>> BEGIN Material provided

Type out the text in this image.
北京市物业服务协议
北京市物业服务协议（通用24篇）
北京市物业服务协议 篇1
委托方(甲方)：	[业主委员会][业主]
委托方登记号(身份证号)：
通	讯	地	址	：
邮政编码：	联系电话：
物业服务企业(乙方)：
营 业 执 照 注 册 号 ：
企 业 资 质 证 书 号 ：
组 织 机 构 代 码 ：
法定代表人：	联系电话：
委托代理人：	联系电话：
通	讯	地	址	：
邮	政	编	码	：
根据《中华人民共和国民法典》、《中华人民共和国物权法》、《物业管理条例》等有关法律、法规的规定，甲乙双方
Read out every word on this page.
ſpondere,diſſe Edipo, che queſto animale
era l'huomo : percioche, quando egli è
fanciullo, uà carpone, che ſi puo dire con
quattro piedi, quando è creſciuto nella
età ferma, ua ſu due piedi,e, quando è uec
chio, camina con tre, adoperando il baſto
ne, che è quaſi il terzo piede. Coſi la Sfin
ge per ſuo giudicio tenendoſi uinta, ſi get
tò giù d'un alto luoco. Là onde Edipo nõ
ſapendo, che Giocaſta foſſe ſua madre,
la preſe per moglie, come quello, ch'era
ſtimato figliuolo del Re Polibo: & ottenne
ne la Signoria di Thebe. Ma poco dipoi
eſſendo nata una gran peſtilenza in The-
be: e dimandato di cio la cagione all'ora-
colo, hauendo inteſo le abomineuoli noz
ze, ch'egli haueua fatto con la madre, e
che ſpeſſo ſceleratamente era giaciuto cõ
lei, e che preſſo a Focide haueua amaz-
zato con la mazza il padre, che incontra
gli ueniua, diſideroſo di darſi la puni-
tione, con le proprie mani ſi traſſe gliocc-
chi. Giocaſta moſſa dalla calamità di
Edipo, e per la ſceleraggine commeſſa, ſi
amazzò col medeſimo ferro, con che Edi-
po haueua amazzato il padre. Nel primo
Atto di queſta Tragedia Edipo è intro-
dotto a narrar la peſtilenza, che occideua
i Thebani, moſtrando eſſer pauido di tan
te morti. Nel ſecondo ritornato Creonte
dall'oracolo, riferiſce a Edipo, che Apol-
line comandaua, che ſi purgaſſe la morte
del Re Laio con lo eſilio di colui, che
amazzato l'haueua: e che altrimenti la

>> END Material provided

What the task asks ▸ Check the data for the word "Edipo" and pull out the lines that have it.

Worked solution ▸
ſpondere,diſſe Edipo, che queſto animale
tò giù d'un alto luoco. Là onde Edipo nõ
Edipo, e per la ſceleraggine commeſſa, ſi
Atto di queſta Tragedia Edipo è intro-
dall'oracolo, riferiſce a Edipo, che Apol-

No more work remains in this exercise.